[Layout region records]
● ● ● ● ● ● ●

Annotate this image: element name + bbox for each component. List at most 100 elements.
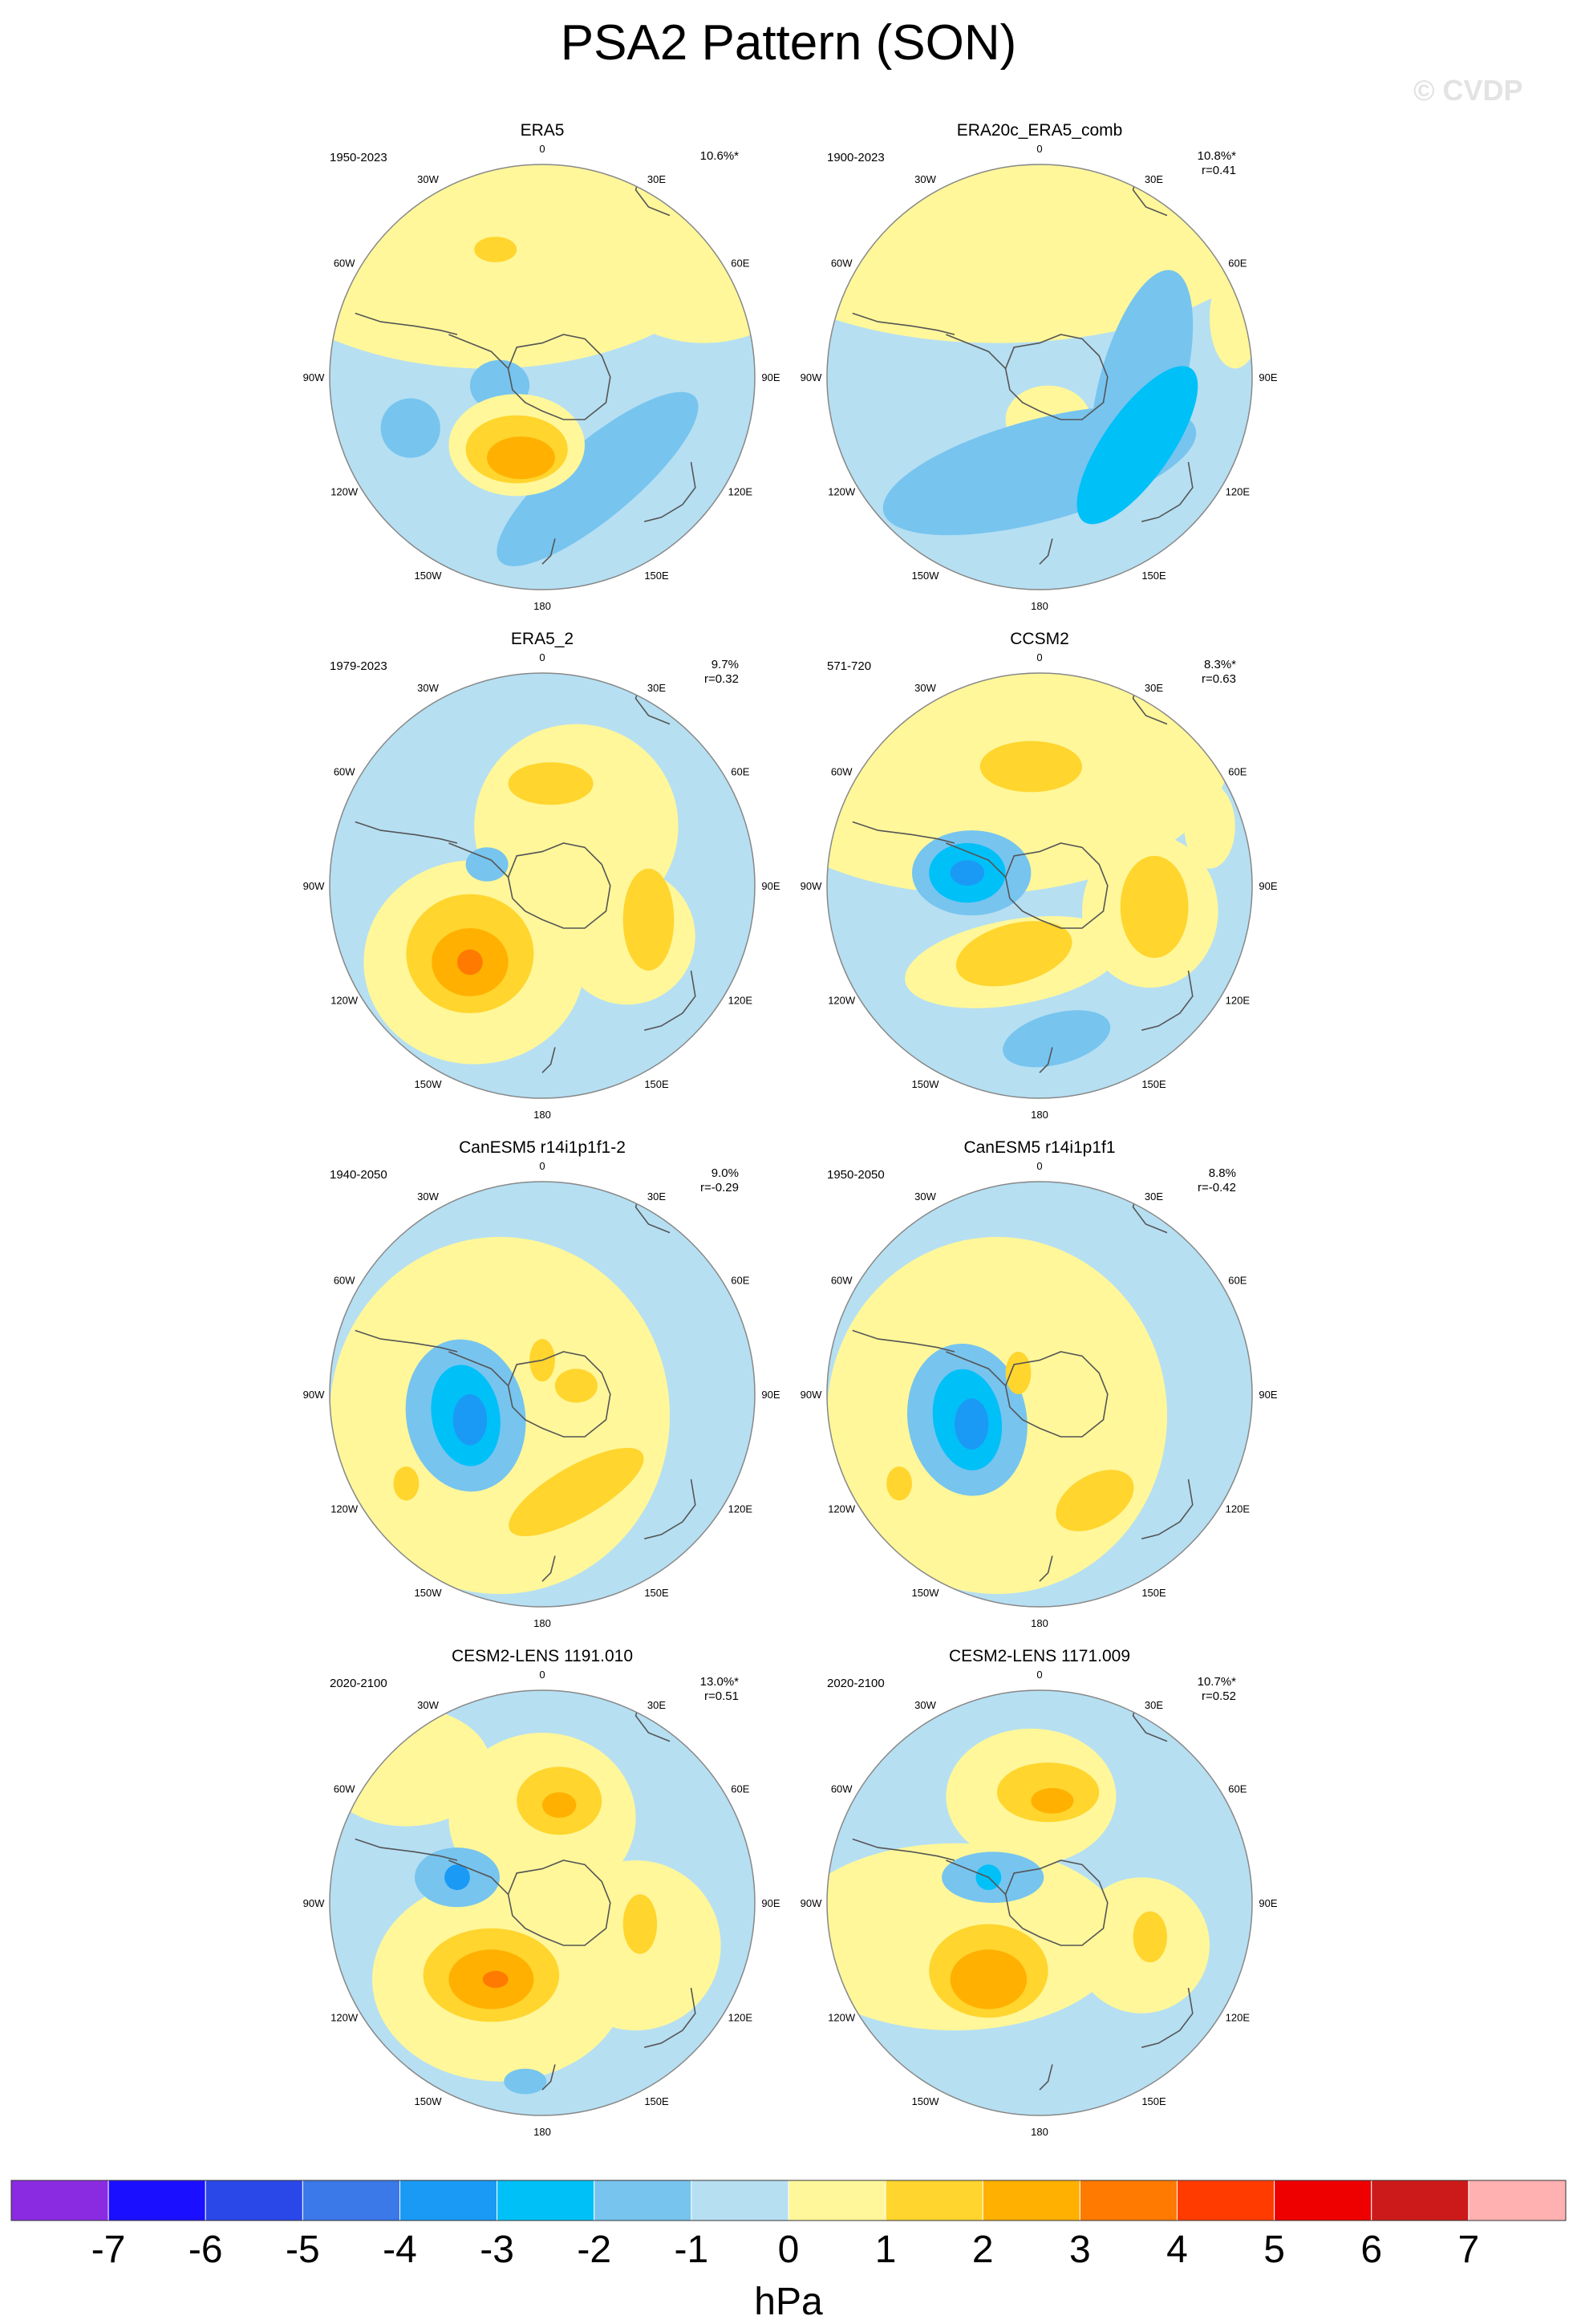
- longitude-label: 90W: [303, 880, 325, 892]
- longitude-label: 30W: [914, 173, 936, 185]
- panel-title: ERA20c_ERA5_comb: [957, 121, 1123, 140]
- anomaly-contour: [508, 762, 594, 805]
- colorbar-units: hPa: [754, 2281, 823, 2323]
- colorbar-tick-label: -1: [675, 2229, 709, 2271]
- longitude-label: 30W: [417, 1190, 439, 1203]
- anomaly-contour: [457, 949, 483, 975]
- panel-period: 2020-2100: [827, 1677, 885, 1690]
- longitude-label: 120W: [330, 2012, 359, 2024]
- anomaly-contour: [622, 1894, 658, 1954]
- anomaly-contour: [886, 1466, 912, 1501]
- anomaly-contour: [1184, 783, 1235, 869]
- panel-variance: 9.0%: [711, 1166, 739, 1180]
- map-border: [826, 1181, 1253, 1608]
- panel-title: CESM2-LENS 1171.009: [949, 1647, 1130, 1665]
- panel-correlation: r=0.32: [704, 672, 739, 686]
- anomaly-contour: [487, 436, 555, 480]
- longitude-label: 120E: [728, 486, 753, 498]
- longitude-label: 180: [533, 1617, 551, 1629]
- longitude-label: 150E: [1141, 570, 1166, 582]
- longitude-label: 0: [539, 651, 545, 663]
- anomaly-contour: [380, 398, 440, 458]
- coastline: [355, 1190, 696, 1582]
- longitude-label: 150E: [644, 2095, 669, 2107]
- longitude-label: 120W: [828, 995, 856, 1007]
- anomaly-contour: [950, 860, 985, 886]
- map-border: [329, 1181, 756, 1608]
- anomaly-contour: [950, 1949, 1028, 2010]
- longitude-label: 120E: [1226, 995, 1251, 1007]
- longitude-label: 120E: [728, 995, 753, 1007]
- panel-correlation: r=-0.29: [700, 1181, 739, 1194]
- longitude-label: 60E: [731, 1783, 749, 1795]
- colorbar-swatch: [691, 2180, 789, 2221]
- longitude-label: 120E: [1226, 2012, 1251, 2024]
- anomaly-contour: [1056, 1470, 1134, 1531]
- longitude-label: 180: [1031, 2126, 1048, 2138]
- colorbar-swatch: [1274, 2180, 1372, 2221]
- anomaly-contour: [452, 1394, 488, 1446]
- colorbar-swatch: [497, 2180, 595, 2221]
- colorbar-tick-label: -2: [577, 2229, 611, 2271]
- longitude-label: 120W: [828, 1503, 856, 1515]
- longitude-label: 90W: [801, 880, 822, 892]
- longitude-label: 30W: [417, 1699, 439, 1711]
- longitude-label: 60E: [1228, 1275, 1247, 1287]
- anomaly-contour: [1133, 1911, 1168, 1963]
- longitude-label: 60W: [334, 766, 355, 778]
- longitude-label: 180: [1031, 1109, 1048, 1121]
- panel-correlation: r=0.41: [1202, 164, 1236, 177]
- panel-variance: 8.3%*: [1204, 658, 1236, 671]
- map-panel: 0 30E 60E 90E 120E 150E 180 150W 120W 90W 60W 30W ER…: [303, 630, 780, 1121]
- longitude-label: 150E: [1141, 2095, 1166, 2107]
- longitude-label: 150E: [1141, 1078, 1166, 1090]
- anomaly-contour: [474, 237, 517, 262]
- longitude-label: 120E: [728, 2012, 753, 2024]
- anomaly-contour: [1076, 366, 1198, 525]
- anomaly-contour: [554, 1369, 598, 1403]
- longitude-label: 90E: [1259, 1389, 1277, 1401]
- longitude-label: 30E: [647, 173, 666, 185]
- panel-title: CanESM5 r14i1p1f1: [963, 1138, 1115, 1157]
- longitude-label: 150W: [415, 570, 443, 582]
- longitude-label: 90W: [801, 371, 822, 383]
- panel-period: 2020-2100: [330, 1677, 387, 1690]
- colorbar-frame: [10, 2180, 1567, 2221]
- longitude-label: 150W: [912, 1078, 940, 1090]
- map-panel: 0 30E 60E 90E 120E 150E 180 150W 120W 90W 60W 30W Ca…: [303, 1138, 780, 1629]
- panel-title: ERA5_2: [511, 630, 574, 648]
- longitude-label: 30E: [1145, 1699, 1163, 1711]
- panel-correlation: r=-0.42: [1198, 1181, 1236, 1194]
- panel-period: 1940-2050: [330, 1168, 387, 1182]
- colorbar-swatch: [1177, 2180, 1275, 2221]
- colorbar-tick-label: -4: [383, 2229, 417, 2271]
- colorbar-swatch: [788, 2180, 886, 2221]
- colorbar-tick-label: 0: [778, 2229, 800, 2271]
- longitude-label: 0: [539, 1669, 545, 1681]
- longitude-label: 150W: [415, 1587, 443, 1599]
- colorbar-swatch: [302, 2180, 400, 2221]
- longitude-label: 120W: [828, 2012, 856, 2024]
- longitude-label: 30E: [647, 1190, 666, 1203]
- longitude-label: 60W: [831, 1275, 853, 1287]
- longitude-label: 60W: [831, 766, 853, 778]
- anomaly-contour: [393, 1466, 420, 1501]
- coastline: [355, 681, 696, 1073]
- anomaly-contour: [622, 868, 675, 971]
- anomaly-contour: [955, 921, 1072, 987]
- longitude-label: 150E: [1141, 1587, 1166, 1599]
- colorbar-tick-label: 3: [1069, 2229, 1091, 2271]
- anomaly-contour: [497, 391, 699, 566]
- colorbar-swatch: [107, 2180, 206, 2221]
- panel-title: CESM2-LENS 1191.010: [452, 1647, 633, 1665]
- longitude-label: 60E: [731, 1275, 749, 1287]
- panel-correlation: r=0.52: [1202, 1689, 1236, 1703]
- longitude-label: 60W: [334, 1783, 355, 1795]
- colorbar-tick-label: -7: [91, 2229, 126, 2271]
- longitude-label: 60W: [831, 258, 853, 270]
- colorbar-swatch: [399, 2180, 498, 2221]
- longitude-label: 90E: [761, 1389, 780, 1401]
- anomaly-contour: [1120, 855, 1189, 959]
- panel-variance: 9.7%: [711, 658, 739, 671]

● ● ● ● ● ● ●

## WRITTEN EXERCISE
Tally the lines in the material that contain the string "period" and reply with the number alone.

## RESPONSE TO THIS TASK
3